● Records provided:
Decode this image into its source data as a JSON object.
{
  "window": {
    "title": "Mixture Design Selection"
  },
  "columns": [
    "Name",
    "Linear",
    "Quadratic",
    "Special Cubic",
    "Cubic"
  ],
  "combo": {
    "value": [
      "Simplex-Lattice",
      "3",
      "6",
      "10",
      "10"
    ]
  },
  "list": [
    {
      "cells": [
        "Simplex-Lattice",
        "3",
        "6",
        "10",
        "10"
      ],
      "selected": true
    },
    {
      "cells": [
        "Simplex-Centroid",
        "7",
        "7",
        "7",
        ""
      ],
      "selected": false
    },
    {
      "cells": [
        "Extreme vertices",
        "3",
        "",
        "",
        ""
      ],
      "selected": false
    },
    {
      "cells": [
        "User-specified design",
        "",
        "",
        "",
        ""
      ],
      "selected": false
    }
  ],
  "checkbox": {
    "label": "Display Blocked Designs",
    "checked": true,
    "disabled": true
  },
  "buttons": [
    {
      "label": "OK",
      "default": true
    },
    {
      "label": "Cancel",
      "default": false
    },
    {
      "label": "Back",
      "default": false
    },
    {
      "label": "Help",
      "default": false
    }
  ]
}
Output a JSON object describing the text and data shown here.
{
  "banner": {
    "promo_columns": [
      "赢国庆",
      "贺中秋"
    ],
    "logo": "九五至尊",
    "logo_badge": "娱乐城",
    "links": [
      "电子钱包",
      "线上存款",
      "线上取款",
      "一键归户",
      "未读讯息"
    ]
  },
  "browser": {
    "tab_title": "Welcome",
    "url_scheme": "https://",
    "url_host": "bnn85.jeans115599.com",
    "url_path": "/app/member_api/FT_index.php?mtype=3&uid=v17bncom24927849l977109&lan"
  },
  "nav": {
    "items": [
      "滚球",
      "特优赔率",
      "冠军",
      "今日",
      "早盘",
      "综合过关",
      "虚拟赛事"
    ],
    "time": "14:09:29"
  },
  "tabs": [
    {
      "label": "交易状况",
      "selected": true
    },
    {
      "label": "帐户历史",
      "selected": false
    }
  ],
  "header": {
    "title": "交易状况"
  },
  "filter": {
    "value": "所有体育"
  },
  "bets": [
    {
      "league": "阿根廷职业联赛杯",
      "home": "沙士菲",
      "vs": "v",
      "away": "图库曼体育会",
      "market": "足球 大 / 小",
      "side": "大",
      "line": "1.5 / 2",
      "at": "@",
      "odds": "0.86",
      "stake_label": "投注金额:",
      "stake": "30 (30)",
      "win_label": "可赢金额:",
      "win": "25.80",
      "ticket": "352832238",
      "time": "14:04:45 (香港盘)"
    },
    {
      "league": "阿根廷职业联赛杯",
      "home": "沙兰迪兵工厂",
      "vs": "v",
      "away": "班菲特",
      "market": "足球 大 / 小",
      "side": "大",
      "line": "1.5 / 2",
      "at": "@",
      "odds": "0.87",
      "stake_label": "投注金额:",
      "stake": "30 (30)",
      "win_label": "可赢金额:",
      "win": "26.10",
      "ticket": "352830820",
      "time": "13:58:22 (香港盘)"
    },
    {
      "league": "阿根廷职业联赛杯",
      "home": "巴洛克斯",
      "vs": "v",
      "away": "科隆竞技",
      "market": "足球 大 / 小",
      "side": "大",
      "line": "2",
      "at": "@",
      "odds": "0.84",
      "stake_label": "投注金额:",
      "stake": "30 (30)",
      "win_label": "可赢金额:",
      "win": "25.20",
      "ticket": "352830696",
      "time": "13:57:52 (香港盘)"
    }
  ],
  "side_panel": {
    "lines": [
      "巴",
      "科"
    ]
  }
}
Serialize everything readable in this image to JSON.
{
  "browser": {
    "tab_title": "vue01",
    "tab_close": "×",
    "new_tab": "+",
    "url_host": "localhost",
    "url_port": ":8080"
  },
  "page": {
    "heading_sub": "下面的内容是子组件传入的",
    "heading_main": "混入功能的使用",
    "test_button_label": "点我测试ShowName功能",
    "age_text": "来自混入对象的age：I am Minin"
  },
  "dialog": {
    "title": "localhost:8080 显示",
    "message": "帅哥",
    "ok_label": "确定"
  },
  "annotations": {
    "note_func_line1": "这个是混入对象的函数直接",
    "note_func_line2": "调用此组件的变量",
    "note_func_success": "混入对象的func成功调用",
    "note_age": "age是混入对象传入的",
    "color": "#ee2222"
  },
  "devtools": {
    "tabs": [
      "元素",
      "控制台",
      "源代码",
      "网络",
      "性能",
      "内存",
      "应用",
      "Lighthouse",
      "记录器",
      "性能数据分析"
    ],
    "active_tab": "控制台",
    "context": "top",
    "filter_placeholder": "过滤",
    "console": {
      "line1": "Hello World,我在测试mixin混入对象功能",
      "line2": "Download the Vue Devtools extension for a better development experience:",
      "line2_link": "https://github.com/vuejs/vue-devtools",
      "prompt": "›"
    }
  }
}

● Problem description: Find every line in the records above that holds the word "data", and copy each one.

● Solved exercise:
Decode this image into its source data as a JSON object.
Output a JSON object describing the text and data shown here.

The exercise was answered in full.